EL CENTURION |
VIGÉSIMA CUARTA SEMANA DEL T. O.
LUNES
SAN LUCAS 7, 1-10CON NUN SOLO GOLPE DE CLIK http://www.vatican.va/
Cuando terminó de decir todas estas palabras al pueblo que le escuchaba, entró en Cafarnaún. Había allí un centurión que tenía un siervo enfermo, a punto de morir, a quien estimaba mucho. Habiendo oído hablar de Jesús, le envió unos ancianos de los judíos para rogarle que viniera a curar a su siervo. Ellos, al llegar donde Jesús, le rogaban encarecidamente diciendo:
—Merece que hagas esto, porque aprecia a nuestro pueblo y él mismo nos ha construido una Sinagoga.
Jesús, pues, se puso en camino con ellos. Y no estaba ya lejos de la casa cuando el centurión le envió unos amigos para decirle:
—Señor, no te tomes esa molestia, porque no soy digno de que entres en mi casa, por eso ni siquiera yo mismo me he considerado digno de ir a tu encuentro. Pero dilo de palabra y mi criado quedará sano. Pues tam-bién yo soy un hombre sometido a disciplina y tengo soldados bajo mis órdenes. Le digo a uno: vete, y va; y al otro; Ven, y viene; y a mi siervo: Haz esto, y lo hace.
Al oír esto, Jesús se admiró de él, y volviéndose a la multitud que le seguía, dijo:
—Os digo que ni siquiera en Israel he encontrado una fe tan grande.
Y cuando volvieron a casa, los enviados encontraron sano al siervo.
El pueblo estaba embobado con tu doctrina. Te seguía con fidelidad y respeto. Tú, Señor, también respondías con el pueblo. No dejabas de hablar. Te gustaba apurar el tiempo y sacarle partido. Todos te despedían contentos cuando Tú ibas a otras cosas. Al acabar de decir tus palabras, entraste en Cafarnaún.
En esta ciudad había un centurión que tenía un siervo enfermo, a punto de morir. Este centurión era estimado en el lugar; se había portado bien con la gente. Por su parte él, afianzado en su buena fama, envió unos ancianos, que te dijeran que fueras a curar a su siervo. Y los ancianos accedieron.
#####
Ejercicio propuesto »
Reproduce literalmente el fragmento del texto sobre el centurión que va desde "Al oír esto, Jesús" hasta "los ancianos accedieron.", ambos incluidos.
#####
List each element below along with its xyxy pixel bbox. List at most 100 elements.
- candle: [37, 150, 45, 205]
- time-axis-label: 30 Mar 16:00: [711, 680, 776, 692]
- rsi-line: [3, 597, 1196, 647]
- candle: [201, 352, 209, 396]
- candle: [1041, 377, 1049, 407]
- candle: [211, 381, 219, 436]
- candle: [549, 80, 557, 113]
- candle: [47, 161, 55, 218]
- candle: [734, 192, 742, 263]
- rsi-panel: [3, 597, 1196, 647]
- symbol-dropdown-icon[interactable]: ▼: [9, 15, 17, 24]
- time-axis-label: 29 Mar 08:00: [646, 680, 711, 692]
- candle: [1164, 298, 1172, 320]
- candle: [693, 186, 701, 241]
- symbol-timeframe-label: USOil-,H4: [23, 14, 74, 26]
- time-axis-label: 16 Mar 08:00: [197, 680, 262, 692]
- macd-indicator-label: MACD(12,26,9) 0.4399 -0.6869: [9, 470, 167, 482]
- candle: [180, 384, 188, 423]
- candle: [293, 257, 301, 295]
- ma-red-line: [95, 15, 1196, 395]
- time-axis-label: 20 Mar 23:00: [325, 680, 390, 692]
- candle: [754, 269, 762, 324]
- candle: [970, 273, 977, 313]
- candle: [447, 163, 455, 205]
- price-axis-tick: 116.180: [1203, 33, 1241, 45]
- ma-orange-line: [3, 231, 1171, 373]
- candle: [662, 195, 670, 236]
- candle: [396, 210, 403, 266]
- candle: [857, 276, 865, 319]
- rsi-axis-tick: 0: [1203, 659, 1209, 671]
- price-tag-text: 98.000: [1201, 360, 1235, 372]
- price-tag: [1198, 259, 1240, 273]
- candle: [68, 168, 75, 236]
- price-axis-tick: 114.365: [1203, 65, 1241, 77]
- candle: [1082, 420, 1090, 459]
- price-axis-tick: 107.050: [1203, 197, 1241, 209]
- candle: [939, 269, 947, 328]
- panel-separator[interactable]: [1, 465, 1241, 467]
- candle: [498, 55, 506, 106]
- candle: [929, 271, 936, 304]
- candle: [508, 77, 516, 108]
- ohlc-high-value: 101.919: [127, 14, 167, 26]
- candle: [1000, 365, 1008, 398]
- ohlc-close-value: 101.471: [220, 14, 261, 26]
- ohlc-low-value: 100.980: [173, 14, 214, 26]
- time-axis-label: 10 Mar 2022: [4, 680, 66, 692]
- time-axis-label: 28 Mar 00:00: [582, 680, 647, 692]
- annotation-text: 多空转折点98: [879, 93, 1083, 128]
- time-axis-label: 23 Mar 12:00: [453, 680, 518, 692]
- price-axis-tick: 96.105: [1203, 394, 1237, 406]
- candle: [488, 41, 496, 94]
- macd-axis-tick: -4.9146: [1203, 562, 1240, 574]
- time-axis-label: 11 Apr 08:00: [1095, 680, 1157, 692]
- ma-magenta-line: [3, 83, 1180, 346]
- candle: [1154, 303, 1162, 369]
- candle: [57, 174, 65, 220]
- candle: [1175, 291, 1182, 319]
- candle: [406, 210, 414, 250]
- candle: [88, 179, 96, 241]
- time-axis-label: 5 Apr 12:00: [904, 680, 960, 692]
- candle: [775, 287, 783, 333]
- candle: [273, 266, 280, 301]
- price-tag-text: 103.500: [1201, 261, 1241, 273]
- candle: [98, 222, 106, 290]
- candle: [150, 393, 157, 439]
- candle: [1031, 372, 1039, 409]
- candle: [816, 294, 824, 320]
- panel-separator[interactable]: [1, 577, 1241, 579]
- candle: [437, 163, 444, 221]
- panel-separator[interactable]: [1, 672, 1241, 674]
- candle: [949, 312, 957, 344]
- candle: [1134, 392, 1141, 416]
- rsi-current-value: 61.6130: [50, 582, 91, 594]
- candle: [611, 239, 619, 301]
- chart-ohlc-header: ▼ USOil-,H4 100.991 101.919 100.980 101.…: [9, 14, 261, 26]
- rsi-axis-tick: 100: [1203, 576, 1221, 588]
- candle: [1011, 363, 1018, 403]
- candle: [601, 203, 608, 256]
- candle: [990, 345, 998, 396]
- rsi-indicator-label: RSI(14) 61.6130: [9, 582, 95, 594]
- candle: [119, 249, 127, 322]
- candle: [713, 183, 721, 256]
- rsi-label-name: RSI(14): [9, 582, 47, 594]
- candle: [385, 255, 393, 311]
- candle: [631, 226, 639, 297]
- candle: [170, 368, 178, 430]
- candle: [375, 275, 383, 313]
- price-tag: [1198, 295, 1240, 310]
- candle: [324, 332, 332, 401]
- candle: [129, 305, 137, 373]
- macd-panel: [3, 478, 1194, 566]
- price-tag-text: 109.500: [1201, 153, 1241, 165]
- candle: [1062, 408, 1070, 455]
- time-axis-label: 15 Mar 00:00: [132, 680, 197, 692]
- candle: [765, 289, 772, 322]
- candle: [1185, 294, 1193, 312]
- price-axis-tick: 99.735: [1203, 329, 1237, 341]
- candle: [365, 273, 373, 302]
#####
Solución completa »
Al oír esto, Jesús se admiró de él, y volviéndose a la multitud que le seguía, dijo:
—Os digo que ni siquiera en Israel he encontrado una fe tan grande.
Y cuando volvieron a casa, los enviados encontraron sano al siervo.
El pueblo estaba embobado con tu doctrina. Te seguía con fidelidad y respeto. Tú, Señor, también respondías con el pueblo. No dejabas de hablar. Te gustaba apurar el tiempo y sacarle partido. Todos te despedían contentos cuando Tú ibas a otras cosas. Al acabar de decir tus palabras, entraste en Cafarnaún.
En esta ciudad había un centurión que tenía un siervo enfermo, a punto de morir. Este centurión era estimado en el lugar; se había portado bien con la gente. Por su parte él, afianzado en su buena fama, envió unos ancianos, que te dijeran que fueras a curar a su siervo. Y los ancianos accedieron.